◆ Work to complete
Omit the images, then print each record below exactly as it reads.

◆ Records provided
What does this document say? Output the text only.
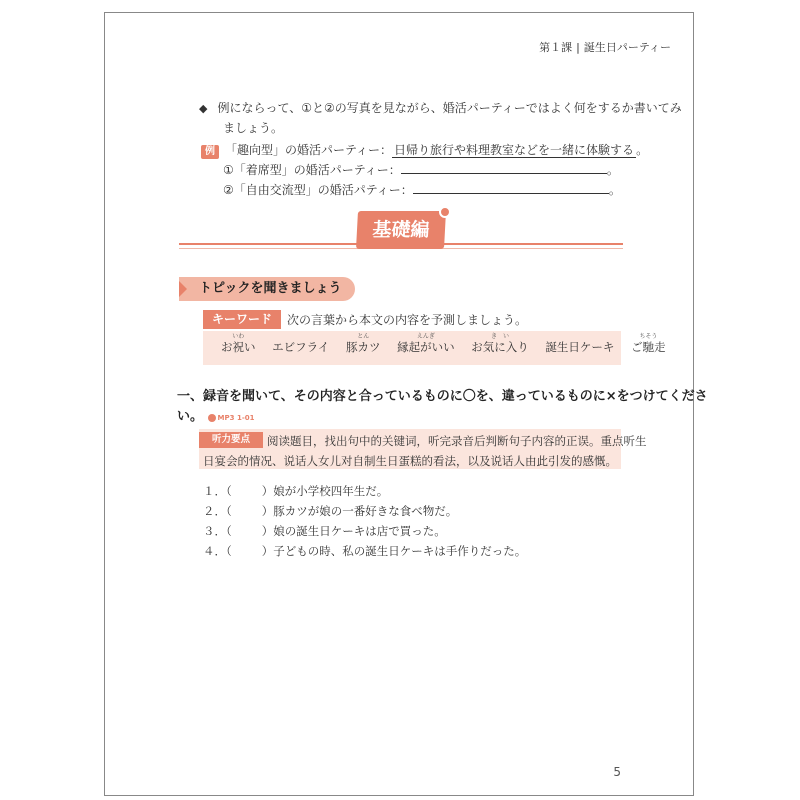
第１課 | 誕生日パーティー
◆ 例にならって、①と②の写真を見ながら、婚活パーティーではよく何をするか書いてみ
ましょう。
例 「趣向型」の婚活パーティー： 日帰り旅行や料理教室などを一緒に体験する 。
①「着席型」の婚活パーティー：	。
②「自由交流型」の婚活パティー：	。
基礎編
トピックを聞きましょう
キーワード	次の言葉から本文の内容を予測しましょう。
いわ
お祝い エビフライ
とん
豚カツ
えんぎ
縁起がいい
き　い
お気に入り 誕生日ケーキ
ちそう
ご馳走
一、録音を聞いて、その内容と合っているものに〇を、違っているものに×をつけてくださ
い。 MP3 1-01
听力要点	阅读题目，找出句中的关键词，听完录音后判断句子内容的正误。重点听生
日宴会的情况、说话人女儿对自制生日蛋糕的看法，以及说话人由此引发的感慨。
１．（	）娘が小学校四年生だ。
２．（	）豚カツが娘の一番好きな食べ物だ。
３．（	）娘の誕生日ケーキは店で買った。
４．（	）子どもの時、私の誕生日ケーキは手作りだった。
5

◆ The answer
What does this document say? Output the text only.
第１課 | 誕生日パーティー
◆ 例にならって、①と②の写真を見ながら、婚活パーティーではよく何をするか書いてみ
ましょう。
例 「趣向型」の婚活パーティー： 日帰り旅行や料理教室などを一緒に体験する 。
①「着席型」の婚活パーティー：	。
②「自由交流型」の婚活パティー：	。
基礎編
トピックを聞きましょう
キーワード	次の言葉から本文の内容を予測しましょう。
いわ
お祝い エビフライ
とん
豚カツ
えんぎ
縁起がいい
き　い
お気に入り 誕生日ケーキ
ちそう
ご馳走
一、録音を聞いて、その内容と合っているものに〇を、違っているものに×をつけてくださ
い。 MP3 1-01
听力要点	阅读题目，找出句中的关键词，听完录音后判断句子内容的正误。重点听生
日宴会的情况、说话人女儿对自制生日蛋糕的看法，以及说话人由此引发的感慨。
１．（	）娘が小学校四年生だ。
２．（	）豚カツが娘の一番好きな食べ物だ。
３．（	）娘の誕生日ケーキは店で買った。
４．（	）子どもの時、私の誕生日ケーキは手作りだった。
5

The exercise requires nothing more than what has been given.